WHAT TO WORK ON – Reproduce every one of the rows below word for word, with no changes.

DATA LINES –
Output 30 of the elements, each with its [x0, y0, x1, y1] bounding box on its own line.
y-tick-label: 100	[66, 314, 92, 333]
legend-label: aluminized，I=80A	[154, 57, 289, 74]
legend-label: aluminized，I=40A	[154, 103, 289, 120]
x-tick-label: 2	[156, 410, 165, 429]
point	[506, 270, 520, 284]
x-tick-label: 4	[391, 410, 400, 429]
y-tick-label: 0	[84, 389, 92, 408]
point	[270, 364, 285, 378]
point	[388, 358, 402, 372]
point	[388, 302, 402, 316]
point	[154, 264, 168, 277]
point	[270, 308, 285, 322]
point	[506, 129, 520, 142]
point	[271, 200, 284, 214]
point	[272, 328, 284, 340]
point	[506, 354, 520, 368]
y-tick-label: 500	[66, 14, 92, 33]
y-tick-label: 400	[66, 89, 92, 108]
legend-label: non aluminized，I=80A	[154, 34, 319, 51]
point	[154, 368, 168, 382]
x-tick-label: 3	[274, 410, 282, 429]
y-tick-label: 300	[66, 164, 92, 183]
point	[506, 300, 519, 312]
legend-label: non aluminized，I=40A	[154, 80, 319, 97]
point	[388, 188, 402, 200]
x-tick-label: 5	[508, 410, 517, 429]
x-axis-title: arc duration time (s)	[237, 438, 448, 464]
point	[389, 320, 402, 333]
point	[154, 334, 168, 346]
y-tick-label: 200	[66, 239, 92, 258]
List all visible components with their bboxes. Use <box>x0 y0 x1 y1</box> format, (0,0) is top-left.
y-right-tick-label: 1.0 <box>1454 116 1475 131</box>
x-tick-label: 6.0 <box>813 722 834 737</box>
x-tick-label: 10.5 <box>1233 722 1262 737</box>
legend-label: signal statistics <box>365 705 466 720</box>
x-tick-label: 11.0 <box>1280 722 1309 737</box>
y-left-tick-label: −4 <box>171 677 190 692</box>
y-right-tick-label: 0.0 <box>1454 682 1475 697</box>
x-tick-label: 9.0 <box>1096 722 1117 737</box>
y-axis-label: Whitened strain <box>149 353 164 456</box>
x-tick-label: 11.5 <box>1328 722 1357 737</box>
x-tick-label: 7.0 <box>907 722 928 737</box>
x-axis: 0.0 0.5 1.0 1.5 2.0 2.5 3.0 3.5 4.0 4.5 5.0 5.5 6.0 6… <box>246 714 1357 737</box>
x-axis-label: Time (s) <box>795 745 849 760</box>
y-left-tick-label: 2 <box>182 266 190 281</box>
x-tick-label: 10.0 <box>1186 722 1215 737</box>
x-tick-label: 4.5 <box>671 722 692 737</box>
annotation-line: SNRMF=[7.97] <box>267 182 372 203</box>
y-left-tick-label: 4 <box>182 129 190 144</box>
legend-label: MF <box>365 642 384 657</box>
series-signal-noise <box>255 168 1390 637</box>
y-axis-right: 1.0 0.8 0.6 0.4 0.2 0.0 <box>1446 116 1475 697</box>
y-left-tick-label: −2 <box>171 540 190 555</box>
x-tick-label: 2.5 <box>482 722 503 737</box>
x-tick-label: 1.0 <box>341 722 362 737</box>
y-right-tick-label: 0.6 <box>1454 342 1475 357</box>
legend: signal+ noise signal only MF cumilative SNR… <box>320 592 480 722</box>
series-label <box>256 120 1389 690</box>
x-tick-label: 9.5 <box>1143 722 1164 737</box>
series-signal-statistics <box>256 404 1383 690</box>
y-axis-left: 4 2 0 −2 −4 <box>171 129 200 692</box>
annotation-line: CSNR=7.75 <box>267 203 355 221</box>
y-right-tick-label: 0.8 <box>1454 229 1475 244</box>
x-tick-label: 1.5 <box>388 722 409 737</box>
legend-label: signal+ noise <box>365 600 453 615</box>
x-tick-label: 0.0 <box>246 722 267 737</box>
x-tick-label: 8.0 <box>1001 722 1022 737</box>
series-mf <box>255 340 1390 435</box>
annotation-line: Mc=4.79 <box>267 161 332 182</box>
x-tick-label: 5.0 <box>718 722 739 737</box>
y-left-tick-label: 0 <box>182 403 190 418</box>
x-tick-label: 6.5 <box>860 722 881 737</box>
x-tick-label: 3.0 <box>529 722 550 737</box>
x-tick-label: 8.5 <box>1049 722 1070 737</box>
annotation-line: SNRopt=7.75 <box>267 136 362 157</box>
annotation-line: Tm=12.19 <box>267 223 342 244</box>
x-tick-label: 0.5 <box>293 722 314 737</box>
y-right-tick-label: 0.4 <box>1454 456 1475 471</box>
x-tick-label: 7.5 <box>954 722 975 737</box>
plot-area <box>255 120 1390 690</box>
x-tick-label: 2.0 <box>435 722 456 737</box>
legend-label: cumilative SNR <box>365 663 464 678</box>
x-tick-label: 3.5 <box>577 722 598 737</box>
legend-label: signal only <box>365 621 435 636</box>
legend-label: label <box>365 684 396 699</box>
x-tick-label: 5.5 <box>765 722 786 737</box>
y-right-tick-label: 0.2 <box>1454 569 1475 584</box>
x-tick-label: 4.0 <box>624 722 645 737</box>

SOLUTION FOR THIS EXERCISE –
Output 30 of the elements, each with its [x0, y0, x1, y1] bounding box on its own line.
y-tick-label: 100	[66, 314, 92, 333]
legend-label: aluminized，I=80A	[154, 57, 289, 74]
legend-label: aluminized，I=40A	[154, 103, 289, 120]
x-tick-label: 2	[156, 410, 165, 429]
point	[506, 270, 520, 284]
x-tick-label: 4	[391, 410, 400, 429]
y-tick-label: 0	[84, 389, 92, 408]
point	[270, 364, 285, 378]
point	[388, 358, 402, 372]
point	[388, 302, 402, 316]
point	[154, 264, 168, 277]
point	[270, 308, 285, 322]
point	[506, 129, 520, 142]
point	[271, 200, 284, 214]
point	[272, 328, 284, 340]
point	[506, 354, 520, 368]
y-tick-label: 500	[66, 14, 92, 33]
y-tick-label: 400	[66, 89, 92, 108]
legend-label: non aluminized，I=80A	[154, 34, 319, 51]
point	[154, 368, 168, 382]
x-tick-label: 3	[274, 410, 282, 429]
y-tick-label: 300	[66, 164, 92, 183]
point	[506, 300, 519, 312]
legend-label: non aluminized，I=40A	[154, 80, 319, 97]
point	[388, 188, 402, 200]
x-tick-label: 5	[508, 410, 517, 429]
x-axis-title: arc duration time (s)	[237, 438, 448, 464]
point	[389, 320, 402, 333]
point	[154, 334, 168, 346]
y-tick-label: 200	[66, 239, 92, 258]
List all visible components with their bboxes. Use <box>x0 y0 x1 y1</box> format, (0,0) is top-left.
y-right-tick-label: 1.0 <box>1454 116 1475 131</box>
x-tick-label: 6.0 <box>813 722 834 737</box>
x-tick-label: 10.5 <box>1233 722 1262 737</box>
legend-label: signal statistics <box>365 705 466 720</box>
x-tick-label: 11.0 <box>1280 722 1309 737</box>
y-left-tick-label: −4 <box>171 677 190 692</box>
y-right-tick-label: 0.0 <box>1454 682 1475 697</box>
x-tick-label: 9.0 <box>1096 722 1117 737</box>
y-axis-label: Whitened strain <box>149 353 164 456</box>
x-tick-label: 11.5 <box>1328 722 1357 737</box>
x-tick-label: 7.0 <box>907 722 928 737</box>
x-axis: 0.0 0.5 1.0 1.5 2.0 2.5 3.0 3.5 4.0 4.5 5.0 5.5 6.0 6… <box>246 714 1357 737</box>
x-axis-label: Time (s) <box>795 745 849 760</box>
y-left-tick-label: 2 <box>182 266 190 281</box>
x-tick-label: 10.0 <box>1186 722 1215 737</box>
x-tick-label: 4.5 <box>671 722 692 737</box>
annotation-line: SNRMF=[7.97] <box>267 182 372 203</box>
y-left-tick-label: 4 <box>182 129 190 144</box>
legend-label: MF <box>365 642 384 657</box>
series-signal-noise <box>255 168 1390 637</box>
y-axis-right: 1.0 0.8 0.6 0.4 0.2 0.0 <box>1446 116 1475 697</box>
y-left-tick-label: −2 <box>171 540 190 555</box>
x-tick-label: 2.5 <box>482 722 503 737</box>
x-tick-label: 1.0 <box>341 722 362 737</box>
y-right-tick-label: 0.6 <box>1454 342 1475 357</box>
legend: signal+ noise signal only MF cumilative SNR… <box>320 592 480 722</box>
series-label <box>256 120 1389 690</box>
x-tick-label: 9.5 <box>1143 722 1164 737</box>
series-signal-statistics <box>256 404 1383 690</box>
y-axis-left: 4 2 0 −2 −4 <box>171 129 200 692</box>
annotation-line: CSNR=7.75 <box>267 203 355 221</box>
y-right-tick-label: 0.8 <box>1454 229 1475 244</box>
x-tick-label: 1.5 <box>388 722 409 737</box>
legend-label: signal+ noise <box>365 600 453 615</box>
x-tick-label: 0.0 <box>246 722 267 737</box>
x-tick-label: 8.0 <box>1001 722 1022 737</box>
series-mf <box>255 340 1390 435</box>
annotation-line: Mc=4.79 <box>267 161 332 182</box>
x-tick-label: 5.0 <box>718 722 739 737</box>
y-left-tick-label: 0 <box>182 403 190 418</box>
x-tick-label: 6.5 <box>860 722 881 737</box>
x-tick-label: 3.0 <box>529 722 550 737</box>
x-tick-label: 8.5 <box>1049 722 1070 737</box>
annotation-line: SNRopt=7.75 <box>267 136 362 157</box>
annotation-line: Tm=12.19 <box>267 223 342 244</box>
x-tick-label: 0.5 <box>293 722 314 737</box>
y-right-tick-label: 0.4 <box>1454 456 1475 471</box>
x-tick-label: 7.5 <box>954 722 975 737</box>
plot-area <box>255 120 1390 690</box>
x-tick-label: 2.0 <box>435 722 456 737</box>
legend-label: cumilative SNR <box>365 663 464 678</box>
x-tick-label: 3.5 <box>577 722 598 737</box>
legend-label: signal only <box>365 621 435 636</box>
legend-label: label <box>365 684 396 699</box>
x-tick-label: 5.5 <box>765 722 786 737</box>
y-right-tick-label: 0.2 <box>1454 569 1475 584</box>
x-tick-label: 4.0 <box>624 722 645 737</box>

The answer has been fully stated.